--- start ---

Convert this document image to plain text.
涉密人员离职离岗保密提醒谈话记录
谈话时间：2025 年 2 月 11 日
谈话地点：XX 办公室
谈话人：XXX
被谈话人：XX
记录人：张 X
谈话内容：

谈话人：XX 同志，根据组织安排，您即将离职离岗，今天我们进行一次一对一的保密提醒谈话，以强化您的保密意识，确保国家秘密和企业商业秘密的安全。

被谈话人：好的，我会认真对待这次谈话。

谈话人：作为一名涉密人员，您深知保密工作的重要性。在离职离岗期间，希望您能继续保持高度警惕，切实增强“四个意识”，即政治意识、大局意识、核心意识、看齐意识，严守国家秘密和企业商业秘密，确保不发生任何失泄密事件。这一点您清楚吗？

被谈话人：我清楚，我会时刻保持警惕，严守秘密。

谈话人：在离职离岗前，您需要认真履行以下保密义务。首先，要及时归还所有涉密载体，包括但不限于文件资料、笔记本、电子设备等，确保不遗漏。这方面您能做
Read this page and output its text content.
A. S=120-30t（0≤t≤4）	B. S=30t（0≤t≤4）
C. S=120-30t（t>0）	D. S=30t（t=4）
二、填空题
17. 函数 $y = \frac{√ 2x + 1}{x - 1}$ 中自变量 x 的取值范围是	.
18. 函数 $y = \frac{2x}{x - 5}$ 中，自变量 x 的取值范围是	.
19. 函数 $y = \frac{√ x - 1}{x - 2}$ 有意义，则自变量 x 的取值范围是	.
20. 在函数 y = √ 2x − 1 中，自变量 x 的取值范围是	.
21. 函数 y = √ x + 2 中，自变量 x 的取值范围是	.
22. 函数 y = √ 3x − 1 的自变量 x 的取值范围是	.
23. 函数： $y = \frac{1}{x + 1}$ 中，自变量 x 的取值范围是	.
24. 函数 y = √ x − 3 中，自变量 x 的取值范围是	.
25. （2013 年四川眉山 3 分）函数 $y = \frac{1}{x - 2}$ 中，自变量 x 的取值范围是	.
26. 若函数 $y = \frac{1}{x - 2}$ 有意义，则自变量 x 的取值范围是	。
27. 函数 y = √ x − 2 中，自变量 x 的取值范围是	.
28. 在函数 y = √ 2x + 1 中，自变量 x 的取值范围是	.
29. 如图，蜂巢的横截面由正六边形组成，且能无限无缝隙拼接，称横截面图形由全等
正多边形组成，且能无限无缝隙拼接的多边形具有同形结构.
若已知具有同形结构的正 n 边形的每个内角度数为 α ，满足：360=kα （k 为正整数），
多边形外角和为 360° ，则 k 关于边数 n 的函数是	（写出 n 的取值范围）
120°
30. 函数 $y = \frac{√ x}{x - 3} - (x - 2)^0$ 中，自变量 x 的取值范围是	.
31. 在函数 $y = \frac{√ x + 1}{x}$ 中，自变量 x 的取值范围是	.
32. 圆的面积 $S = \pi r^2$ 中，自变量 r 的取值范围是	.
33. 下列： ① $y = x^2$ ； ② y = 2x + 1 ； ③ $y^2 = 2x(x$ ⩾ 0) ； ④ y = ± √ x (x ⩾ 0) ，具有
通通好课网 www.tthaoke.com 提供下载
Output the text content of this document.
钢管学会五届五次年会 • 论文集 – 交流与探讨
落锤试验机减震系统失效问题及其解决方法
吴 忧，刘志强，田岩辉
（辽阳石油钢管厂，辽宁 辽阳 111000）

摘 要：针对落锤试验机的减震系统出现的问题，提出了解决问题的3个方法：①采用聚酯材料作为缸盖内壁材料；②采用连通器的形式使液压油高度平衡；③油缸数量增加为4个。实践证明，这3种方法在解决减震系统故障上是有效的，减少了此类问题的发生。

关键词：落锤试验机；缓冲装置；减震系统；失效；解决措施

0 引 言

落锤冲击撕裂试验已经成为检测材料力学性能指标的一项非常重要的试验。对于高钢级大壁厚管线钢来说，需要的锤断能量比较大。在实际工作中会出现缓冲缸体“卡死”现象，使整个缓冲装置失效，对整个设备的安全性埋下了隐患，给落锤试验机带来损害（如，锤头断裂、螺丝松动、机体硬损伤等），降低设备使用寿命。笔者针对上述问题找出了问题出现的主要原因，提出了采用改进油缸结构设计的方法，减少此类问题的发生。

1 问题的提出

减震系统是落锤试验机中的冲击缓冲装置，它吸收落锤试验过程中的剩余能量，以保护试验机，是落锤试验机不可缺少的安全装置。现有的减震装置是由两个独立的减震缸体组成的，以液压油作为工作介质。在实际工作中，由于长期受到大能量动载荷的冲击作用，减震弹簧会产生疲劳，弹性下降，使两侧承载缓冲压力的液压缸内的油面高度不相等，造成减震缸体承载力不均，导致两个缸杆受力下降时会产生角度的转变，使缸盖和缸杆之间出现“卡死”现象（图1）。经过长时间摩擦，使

--- end ---

To be done
Each record must be returned exactly as it is written.

Answer for the task
Convert this document image to plain text.
涉密人员离职离岗保密提醒谈话记录
谈话时间：2025 年 2 月 11 日
谈话地点：XX 办公室
谈话人：XXX
被谈话人：XX
记录人：张 X
谈话内容：

谈话人：XX 同志，根据组织安排，您即将离职离岗，今天我们进行一次一对一的保密提醒谈话，以强化您的保密意识，确保国家秘密和企业商业秘密的安全。

被谈话人：好的，我会认真对待这次谈话。

谈话人：作为一名涉密人员，您深知保密工作的重要性。在离职离岗期间，希望您能继续保持高度警惕，切实增强“四个意识”，即政治意识、大局意识、核心意识、看齐意识，严守国家秘密和企业商业秘密，确保不发生任何失泄密事件。这一点您清楚吗？

被谈话人：我清楚，我会时刻保持警惕，严守秘密。

谈话人：在离职离岗前，您需要认真履行以下保密义务。首先，要及时归还所有涉密载体，包括但不限于文件资料、笔记本、电子设备等，确保不遗漏。这方面您能做
Read this page and output its text content.
A. S=120-30t（0≤t≤4）	B. S=30t（0≤t≤4）
C. S=120-30t（t>0）	D. S=30t（t=4）
二、填空题
17. 函数 $y = \frac{√ 2x + 1}{x - 1}$ 中自变量 x 的取值范围是	.
18. 函数 $y = \frac{2x}{x - 5}$ 中，自变量 x 的取值范围是	.
19. 函数 $y = \frac{√ x - 1}{x - 2}$ 有意义，则自变量 x 的取值范围是	.
20. 在函数 y = √ 2x − 1 中，自变量 x 的取值范围是	.
21. 函数 y = √ x + 2 中，自变量 x 的取值范围是	.
22. 函数 y = √ 3x − 1 的自变量 x 的取值范围是	.
23. 函数： $y = \frac{1}{x + 1}$ 中，自变量 x 的取值范围是	.
24. 函数 y = √ x − 3 中，自变量 x 的取值范围是	.
25. （2013 年四川眉山 3 分）函数 $y = \frac{1}{x - 2}$ 中，自变量 x 的取值范围是	.
26. 若函数 $y = \frac{1}{x - 2}$ 有意义，则自变量 x 的取值范围是	。
27. 函数 y = √ x − 2 中，自变量 x 的取值范围是	.
28. 在函数 y = √ 2x + 1 中，自变量 x 的取值范围是	.
29. 如图，蜂巢的横截面由正六边形组成，且能无限无缝隙拼接，称横截面图形由全等
正多边形组成，且能无限无缝隙拼接的多边形具有同形结构.
若已知具有同形结构的正 n 边形的每个内角度数为 α ，满足：360=kα （k 为正整数），
多边形外角和为 360° ，则 k 关于边数 n 的函数是	（写出 n 的取值范围）
120°
30. 函数 $y = \frac{√ x}{x - 3} - (x - 2)^0$ 中，自变量 x 的取值范围是	.
31. 在函数 $y = \frac{√ x + 1}{x}$ 中，自变量 x 的取值范围是	.
32. 圆的面积 $S = \pi r^2$ 中，自变量 r 的取值范围是	.
33. 下列： ① $y = x^2$ ； ② y = 2x + 1 ； ③ $y^2 = 2x(x$ ⩾ 0) ； ④ y = ± √ x (x ⩾ 0) ，具有
通通好课网 www.tthaoke.com 提供下载
Output the text content of this document.
钢管学会五届五次年会 • 论文集 – 交流与探讨
落锤试验机减震系统失效问题及其解决方法
吴 忧，刘志强，田岩辉
（辽阳石油钢管厂，辽宁 辽阳 111000）

摘 要：针对落锤试验机的减震系统出现的问题，提出了解决问题的3个方法：①采用聚酯材料作为缸盖内壁材料；②采用连通器的形式使液压油高度平衡；③油缸数量增加为4个。实践证明，这3种方法在解决减震系统故障上是有效的，减少了此类问题的发生。

关键词：落锤试验机；缓冲装置；减震系统；失效；解决措施

0 引 言

落锤冲击撕裂试验已经成为检测材料力学性能指标的一项非常重要的试验。对于高钢级大壁厚管线钢来说，需要的锤断能量比较大。在实际工作中会出现缓冲缸体“卡死”现象，使整个缓冲装置失效，对整个设备的安全性埋下了隐患，给落锤试验机带来损害（如，锤头断裂、螺丝松动、机体硬损伤等），降低设备使用寿命。笔者针对上述问题找出了问题出现的主要原因，提出了采用改进油缸结构设计的方法，减少此类问题的发生。

1 问题的提出

减震系统是落锤试验机中的冲击缓冲装置，它吸收落锤试验过程中的剩余能量，以保护试验机，是落锤试验机不可缺少的安全装置。现有的减震装置是由两个独立的减震缸体组成的，以液压油作为工作介质。在实际工作中，由于长期受到大能量动载荷的冲击作用，减震弹簧会产生疲劳，弹性下降，使两侧承载缓冲压力的液压缸内的油面高度不相等，造成减震缸体承载力不均，导致两个缸杆受力下降时会产生角度的转变，使缸盖和缸杆之间出现“卡死”现象（图1）。经过长时间摩擦，使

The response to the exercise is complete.